### Set problem
Can you find the lines of the listing that include "школьных" and copy every one?

--- Start Records shown ---

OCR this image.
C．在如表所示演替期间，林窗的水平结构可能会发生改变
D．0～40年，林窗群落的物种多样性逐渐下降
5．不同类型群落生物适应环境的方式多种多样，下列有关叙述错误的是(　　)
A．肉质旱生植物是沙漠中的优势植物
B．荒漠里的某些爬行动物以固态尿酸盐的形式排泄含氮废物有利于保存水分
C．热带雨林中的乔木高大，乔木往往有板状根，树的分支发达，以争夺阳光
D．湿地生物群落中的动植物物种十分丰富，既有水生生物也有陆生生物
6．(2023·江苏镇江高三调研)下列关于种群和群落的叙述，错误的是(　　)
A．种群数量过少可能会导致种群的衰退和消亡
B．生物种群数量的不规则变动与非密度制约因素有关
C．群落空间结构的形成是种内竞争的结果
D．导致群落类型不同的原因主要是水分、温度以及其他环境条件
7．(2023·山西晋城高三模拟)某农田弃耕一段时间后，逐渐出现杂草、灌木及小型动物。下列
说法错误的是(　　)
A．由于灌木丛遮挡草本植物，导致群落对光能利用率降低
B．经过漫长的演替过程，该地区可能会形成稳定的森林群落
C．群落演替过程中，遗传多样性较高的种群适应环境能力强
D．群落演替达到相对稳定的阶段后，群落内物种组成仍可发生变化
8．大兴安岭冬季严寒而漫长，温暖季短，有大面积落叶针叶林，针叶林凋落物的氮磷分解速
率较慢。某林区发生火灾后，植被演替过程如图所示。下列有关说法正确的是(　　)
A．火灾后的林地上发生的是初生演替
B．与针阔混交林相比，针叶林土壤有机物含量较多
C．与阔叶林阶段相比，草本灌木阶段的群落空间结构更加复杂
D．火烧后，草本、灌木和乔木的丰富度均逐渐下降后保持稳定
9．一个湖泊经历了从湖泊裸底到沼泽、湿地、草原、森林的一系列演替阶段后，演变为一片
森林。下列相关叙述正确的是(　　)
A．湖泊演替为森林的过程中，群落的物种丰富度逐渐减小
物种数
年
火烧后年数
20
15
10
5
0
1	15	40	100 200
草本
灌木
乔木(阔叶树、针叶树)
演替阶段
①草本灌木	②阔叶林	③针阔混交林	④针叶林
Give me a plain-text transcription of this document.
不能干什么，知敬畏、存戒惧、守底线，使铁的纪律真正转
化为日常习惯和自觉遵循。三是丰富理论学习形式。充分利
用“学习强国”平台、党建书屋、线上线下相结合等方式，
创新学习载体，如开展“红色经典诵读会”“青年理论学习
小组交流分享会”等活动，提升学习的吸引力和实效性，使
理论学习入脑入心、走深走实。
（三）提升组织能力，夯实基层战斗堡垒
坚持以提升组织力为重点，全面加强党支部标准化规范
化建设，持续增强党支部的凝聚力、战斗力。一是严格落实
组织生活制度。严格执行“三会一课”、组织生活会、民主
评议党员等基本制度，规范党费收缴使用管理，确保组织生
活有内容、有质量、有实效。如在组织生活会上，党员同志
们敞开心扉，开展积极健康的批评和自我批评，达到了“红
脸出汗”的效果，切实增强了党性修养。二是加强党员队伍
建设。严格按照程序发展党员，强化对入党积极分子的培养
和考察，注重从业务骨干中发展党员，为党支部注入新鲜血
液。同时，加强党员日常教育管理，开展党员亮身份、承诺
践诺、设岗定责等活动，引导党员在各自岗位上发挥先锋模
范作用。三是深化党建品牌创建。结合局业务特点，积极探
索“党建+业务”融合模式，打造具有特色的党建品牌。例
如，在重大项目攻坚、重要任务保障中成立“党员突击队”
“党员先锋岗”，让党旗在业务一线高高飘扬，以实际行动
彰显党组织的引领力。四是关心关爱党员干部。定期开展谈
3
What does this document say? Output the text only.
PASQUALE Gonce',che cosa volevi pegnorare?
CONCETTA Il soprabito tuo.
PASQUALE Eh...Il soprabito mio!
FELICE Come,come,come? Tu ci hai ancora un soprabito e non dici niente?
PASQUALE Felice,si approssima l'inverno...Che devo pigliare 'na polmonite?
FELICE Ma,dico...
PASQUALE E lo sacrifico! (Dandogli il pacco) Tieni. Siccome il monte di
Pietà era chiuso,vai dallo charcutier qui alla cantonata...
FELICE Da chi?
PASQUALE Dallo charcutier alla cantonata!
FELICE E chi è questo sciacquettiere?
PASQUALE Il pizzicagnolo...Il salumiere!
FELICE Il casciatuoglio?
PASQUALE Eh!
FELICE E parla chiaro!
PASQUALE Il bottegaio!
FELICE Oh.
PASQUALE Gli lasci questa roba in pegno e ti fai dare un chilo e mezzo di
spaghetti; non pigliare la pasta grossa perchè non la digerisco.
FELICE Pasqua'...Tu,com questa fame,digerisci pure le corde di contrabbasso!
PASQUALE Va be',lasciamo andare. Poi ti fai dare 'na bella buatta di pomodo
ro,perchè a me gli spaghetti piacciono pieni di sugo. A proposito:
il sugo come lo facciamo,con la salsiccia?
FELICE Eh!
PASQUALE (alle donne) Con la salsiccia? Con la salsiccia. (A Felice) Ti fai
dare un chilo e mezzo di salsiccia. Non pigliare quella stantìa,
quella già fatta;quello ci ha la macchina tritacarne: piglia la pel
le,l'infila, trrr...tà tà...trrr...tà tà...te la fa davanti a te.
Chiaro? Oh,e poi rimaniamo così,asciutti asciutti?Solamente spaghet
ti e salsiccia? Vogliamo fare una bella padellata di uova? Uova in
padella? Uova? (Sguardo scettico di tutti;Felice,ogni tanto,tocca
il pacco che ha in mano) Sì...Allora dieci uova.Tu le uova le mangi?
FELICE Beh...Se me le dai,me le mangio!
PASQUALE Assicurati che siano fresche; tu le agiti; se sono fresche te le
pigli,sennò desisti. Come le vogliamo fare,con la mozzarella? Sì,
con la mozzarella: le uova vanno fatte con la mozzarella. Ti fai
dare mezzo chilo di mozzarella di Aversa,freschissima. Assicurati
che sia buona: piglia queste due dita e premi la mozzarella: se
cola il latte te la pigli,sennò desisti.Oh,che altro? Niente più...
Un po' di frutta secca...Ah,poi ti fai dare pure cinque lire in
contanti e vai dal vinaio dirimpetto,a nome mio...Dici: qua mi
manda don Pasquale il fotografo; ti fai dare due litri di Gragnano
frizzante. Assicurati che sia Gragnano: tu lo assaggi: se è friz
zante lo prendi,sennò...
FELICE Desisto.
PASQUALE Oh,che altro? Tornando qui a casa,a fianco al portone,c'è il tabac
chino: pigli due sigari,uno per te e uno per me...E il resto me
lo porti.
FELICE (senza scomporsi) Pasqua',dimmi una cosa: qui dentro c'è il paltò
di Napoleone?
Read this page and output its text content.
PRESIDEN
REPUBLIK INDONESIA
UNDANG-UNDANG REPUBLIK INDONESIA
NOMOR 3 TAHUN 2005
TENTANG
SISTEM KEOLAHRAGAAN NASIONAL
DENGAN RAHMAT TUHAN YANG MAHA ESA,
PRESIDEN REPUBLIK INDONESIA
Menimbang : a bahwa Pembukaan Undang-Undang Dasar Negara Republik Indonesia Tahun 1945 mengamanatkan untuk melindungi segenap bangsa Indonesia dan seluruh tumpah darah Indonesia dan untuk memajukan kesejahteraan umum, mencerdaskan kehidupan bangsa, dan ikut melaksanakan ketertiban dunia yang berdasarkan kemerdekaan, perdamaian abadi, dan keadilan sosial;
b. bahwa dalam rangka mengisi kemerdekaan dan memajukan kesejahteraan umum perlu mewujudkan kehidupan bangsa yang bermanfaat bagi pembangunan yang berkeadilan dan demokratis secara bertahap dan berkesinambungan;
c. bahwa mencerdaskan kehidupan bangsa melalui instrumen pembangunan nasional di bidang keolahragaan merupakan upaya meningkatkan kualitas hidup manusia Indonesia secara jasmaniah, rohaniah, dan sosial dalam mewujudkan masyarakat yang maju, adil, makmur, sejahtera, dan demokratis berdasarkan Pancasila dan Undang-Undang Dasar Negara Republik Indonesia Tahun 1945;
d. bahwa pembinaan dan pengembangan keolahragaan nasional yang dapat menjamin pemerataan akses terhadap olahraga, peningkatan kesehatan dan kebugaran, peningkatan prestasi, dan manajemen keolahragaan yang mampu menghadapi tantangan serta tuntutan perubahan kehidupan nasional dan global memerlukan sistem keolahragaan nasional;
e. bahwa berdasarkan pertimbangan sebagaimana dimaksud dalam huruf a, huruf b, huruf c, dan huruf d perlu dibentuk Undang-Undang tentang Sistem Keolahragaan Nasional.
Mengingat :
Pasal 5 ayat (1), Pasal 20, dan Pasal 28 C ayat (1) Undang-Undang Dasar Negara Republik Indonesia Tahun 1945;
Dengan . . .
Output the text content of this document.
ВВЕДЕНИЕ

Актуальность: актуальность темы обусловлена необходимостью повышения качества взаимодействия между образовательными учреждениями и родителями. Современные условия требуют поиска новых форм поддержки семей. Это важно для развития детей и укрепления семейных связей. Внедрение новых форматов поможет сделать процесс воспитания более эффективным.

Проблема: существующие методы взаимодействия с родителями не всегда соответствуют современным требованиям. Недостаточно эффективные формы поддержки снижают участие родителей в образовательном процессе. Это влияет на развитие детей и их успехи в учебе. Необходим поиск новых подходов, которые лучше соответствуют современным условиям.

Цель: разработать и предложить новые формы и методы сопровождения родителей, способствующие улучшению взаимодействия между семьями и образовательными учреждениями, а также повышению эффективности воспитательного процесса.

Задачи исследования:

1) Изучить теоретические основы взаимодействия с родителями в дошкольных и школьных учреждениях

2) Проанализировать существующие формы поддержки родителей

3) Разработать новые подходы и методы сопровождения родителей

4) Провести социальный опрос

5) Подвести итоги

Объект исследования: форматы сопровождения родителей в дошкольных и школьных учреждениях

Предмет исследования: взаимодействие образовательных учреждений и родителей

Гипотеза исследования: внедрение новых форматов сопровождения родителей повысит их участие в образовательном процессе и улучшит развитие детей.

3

--- End Records shown ---

### Full solution
1) Изучить теоретические основы взаимодействия с родителями в дошкольных и школьных учреждениях
Объект исследования: форматы сопровождения родителей в дошкольных и школьных учреждениях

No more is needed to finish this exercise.